• Exercise instructions
Find the lines that hold "houses". Report only how many there are.

• Task input
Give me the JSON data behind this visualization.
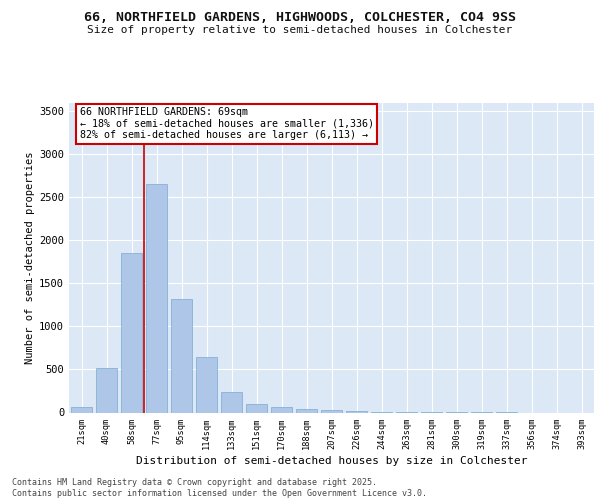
{
  "title1": "66, NORTHFIELD GARDENS, HIGHWOODS, COLCHESTER, CO4 9SS",
  "title2": "Size of property relative to semi-detached houses in Colchester",
  "xlabel": "Distribution of semi-detached houses by size in Colchester",
  "ylabel": "Number of semi-detached properties",
  "categories": [
    "21sqm",
    "40sqm",
    "58sqm",
    "77sqm",
    "95sqm",
    "114sqm",
    "133sqm",
    "151sqm",
    "170sqm",
    "188sqm",
    "207sqm",
    "226sqm",
    "244sqm",
    "263sqm",
    "281sqm",
    "300sqm",
    "319sqm",
    "337sqm",
    "356sqm",
    "374sqm",
    "393sqm"
  ],
  "values": [
    60,
    520,
    1850,
    2650,
    1320,
    640,
    240,
    100,
    60,
    40,
    30,
    20,
    10,
    5,
    3,
    2,
    1,
    1,
    0,
    0,
    0
  ],
  "bar_color": "#aec6e8",
  "bar_edge_color": "#7aaad0",
  "vline_x": 2.48,
  "vline_color": "#cc0000",
  "annotation_title": "66 NORTHFIELD GARDENS: 69sqm",
  "annotation_line2": "← 18% of semi-detached houses are smaller (1,336)",
  "annotation_line3": "82% of semi-detached houses are larger (6,113) →",
  "annotation_box_color": "#ffffff",
  "annotation_box_edge": "#cc0000",
  "ylim": [
    0,
    3600
  ],
  "yticks": [
    0,
    500,
    1000,
    1500,
    2000,
    2500,
    3000,
    3500
  ],
  "bg_color": "#dce8f5",
  "fig_bg_color": "#ffffff",
  "footer1": "Contains HM Land Registry data © Crown copyright and database right 2025.",
  "footer2": "Contains public sector information licensed under the Open Government Licence v3.0."
}
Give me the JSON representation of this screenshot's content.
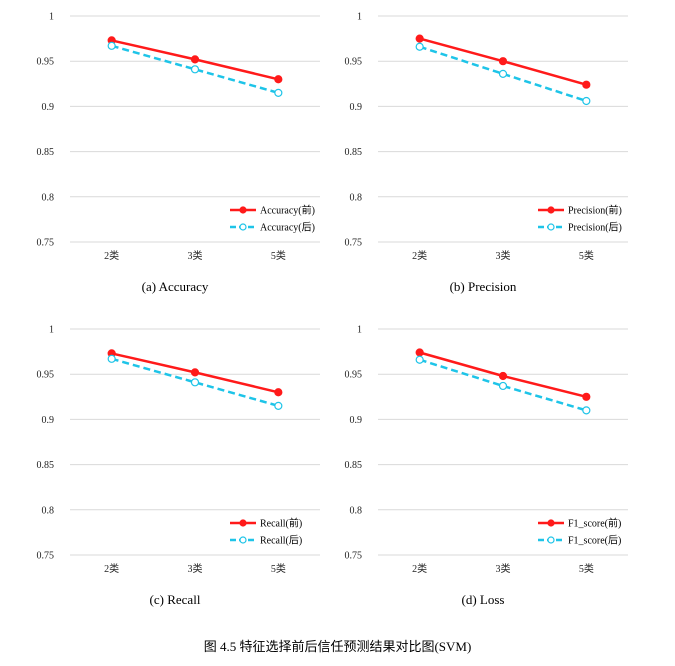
{
  "figure_caption": "图 4.5 特征选择前后信任预测结果对比图(SVM)",
  "colors": {
    "before": "#ff1a1a",
    "after": "#1ec4e8",
    "grid": "#d9d9d9"
  },
  "chart_data": [
    {
      "type": "line",
      "caption": "(a) Accuracy",
      "categories": [
        "2类",
        "3类",
        "5类"
      ],
      "ylim": [
        0.75,
        1.0
      ],
      "yticks": [
        "1",
        "0.95",
        "0.9",
        "0.85",
        "0.8",
        "0.75"
      ],
      "grid": true,
      "legend_position": "bottom-right",
      "series": [
        {
          "name": "Accuracy(前)",
          "values": [
            0.973,
            0.952,
            0.93
          ],
          "style": "solid",
          "marker": "filled-circle"
        },
        {
          "name": "Accuracy(后)",
          "values": [
            0.967,
            0.941,
            0.915
          ],
          "style": "dashed",
          "marker": "open-circle"
        }
      ]
    },
    {
      "type": "line",
      "caption": "(b) Precision",
      "categories": [
        "2类",
        "3类",
        "5类"
      ],
      "ylim": [
        0.75,
        1.0
      ],
      "yticks": [
        "1",
        "0.95",
        "0.9",
        "0.85",
        "0.8",
        "0.75"
      ],
      "grid": true,
      "legend_position": "bottom-right",
      "series": [
        {
          "name": "Precision(前)",
          "values": [
            0.975,
            0.95,
            0.924
          ],
          "style": "solid",
          "marker": "filled-circle"
        },
        {
          "name": "Precision(后)",
          "values": [
            0.966,
            0.936,
            0.906
          ],
          "style": "dashed",
          "marker": "open-circle"
        }
      ]
    },
    {
      "type": "line",
      "caption": "(c) Recall",
      "categories": [
        "2类",
        "3类",
        "5类"
      ],
      "ylim": [
        0.75,
        1.0
      ],
      "yticks": [
        "1",
        "0.95",
        "0.9",
        "0.85",
        "0.8",
        "0.75"
      ],
      "grid": true,
      "legend_position": "bottom-right",
      "series": [
        {
          "name": "Recall(前)",
          "values": [
            0.973,
            0.952,
            0.93
          ],
          "style": "solid",
          "marker": "filled-circle"
        },
        {
          "name": "Recall(后)",
          "values": [
            0.967,
            0.941,
            0.915
          ],
          "style": "dashed",
          "marker": "open-circle"
        }
      ]
    },
    {
      "type": "line",
      "caption": "(d) Loss",
      "categories": [
        "2类",
        "3类",
        "5类"
      ],
      "ylim": [
        0.75,
        1.0
      ],
      "yticks": [
        "1",
        "0.95",
        "0.9",
        "0.85",
        "0.8",
        "0.75"
      ],
      "grid": true,
      "legend_position": "bottom-right",
      "series": [
        {
          "name": "F1_score(前)",
          "values": [
            0.974,
            0.948,
            0.925
          ],
          "style": "solid",
          "marker": "filled-circle"
        },
        {
          "name": "F1_score(后)",
          "values": [
            0.966,
            0.937,
            0.91
          ],
          "style": "dashed",
          "marker": "open-circle"
        }
      ]
    }
  ]
}
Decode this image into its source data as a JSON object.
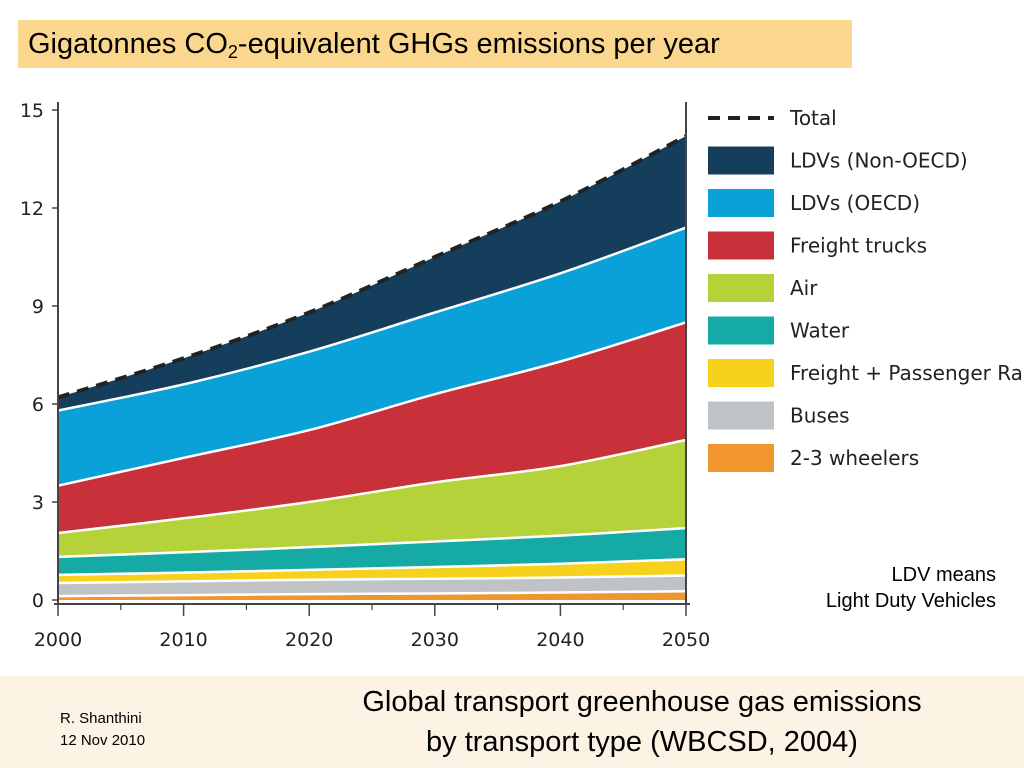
{
  "slide": {
    "title_main": "Gigatonnes CO",
    "title_sub": "2",
    "title_rest": "-equivalent GHGs emissions per year",
    "note_line1": "LDV means",
    "note_line2": "Light Duty Vehicles",
    "author_name": "R. Shanthini",
    "author_date": "12 Nov 2010",
    "caption_line1": "Global transport greenhouse gas emissions",
    "caption_line2": "by transport type (WBCSD, 2004)",
    "colors": {
      "title_bg": "#fbd78e",
      "footer_bg": "#fdf3e4"
    }
  },
  "chart_data": {
    "type": "area",
    "stacked": true,
    "x": [
      2000,
      2010,
      2020,
      2030,
      2040,
      2050
    ],
    "x_ticks": [
      "2000",
      "2010",
      "2020",
      "2030",
      "2040",
      "2050"
    ],
    "y_ticks": [
      "0",
      "3",
      "6",
      "9",
      "12",
      "15"
    ],
    "xlim": [
      2000,
      2050
    ],
    "ylim": [
      0,
      15
    ],
    "grid": false,
    "legend_position": "right",
    "series": [
      {
        "name": "2-3 wheelers",
        "color": "#f0962c",
        "values": [
          0.12,
          0.15,
          0.18,
          0.2,
          0.23,
          0.27
        ]
      },
      {
        "name": "Buses",
        "color": "#bfc3c6",
        "values": [
          0.4,
          0.42,
          0.44,
          0.45,
          0.46,
          0.48
        ]
      },
      {
        "name": "Freight + Passenger Rail",
        "color": "#f7d21c",
        "values": [
          0.25,
          0.27,
          0.3,
          0.36,
          0.42,
          0.5
        ]
      },
      {
        "name": "Water",
        "color": "#15aba4",
        "values": [
          0.55,
          0.62,
          0.7,
          0.78,
          0.86,
          0.95
        ]
      },
      {
        "name": "Air",
        "color": "#b6d23a",
        "values": [
          0.73,
          1.04,
          1.38,
          1.81,
          2.13,
          2.7
        ]
      },
      {
        "name": "Freight trucks",
        "color": "#c8303a",
        "values": [
          1.45,
          1.85,
          2.2,
          2.7,
          3.2,
          3.6
        ]
      },
      {
        "name": "LDVs (OECD)",
        "color": "#0aa0d8",
        "values": [
          2.3,
          2.25,
          2.4,
          2.5,
          2.7,
          2.9
        ]
      },
      {
        "name": "LDVs (Non-OECD)",
        "color": "#153e5c",
        "values": [
          0.4,
          0.8,
          1.2,
          1.7,
          2.2,
          2.8
        ]
      }
    ],
    "total": {
      "name": "Total",
      "values": [
        6.2,
        7.4,
        8.8,
        10.5,
        12.2,
        14.2
      ]
    }
  }
}
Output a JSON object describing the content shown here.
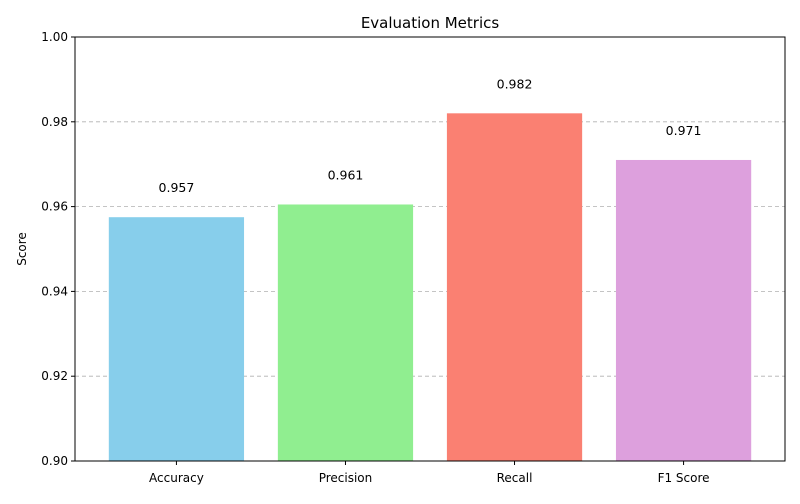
{
  "chart_data": {
    "type": "bar",
    "title": "Evaluation Metrics",
    "xlabel": "",
    "ylabel": "Score",
    "categories": [
      "Accuracy",
      "Precision",
      "Recall",
      "F1 Score"
    ],
    "values": [
      0.9575,
      0.9605,
      0.982,
      0.971
    ],
    "value_labels": [
      "0.957",
      "0.961",
      "0.982",
      "0.971"
    ],
    "colors": [
      "#87ceeb",
      "#90ee90",
      "#fa8072",
      "#dda0dd"
    ],
    "ylim": [
      0.9,
      1.0
    ],
    "yticks": [
      0.9,
      0.92,
      0.94,
      0.96,
      0.98,
      1.0
    ],
    "ytick_labels": [
      "0.90",
      "0.92",
      "0.94",
      "0.96",
      "0.98",
      "1.00"
    ],
    "grid": "y-dashed",
    "legend": "none"
  }
}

• Result below
4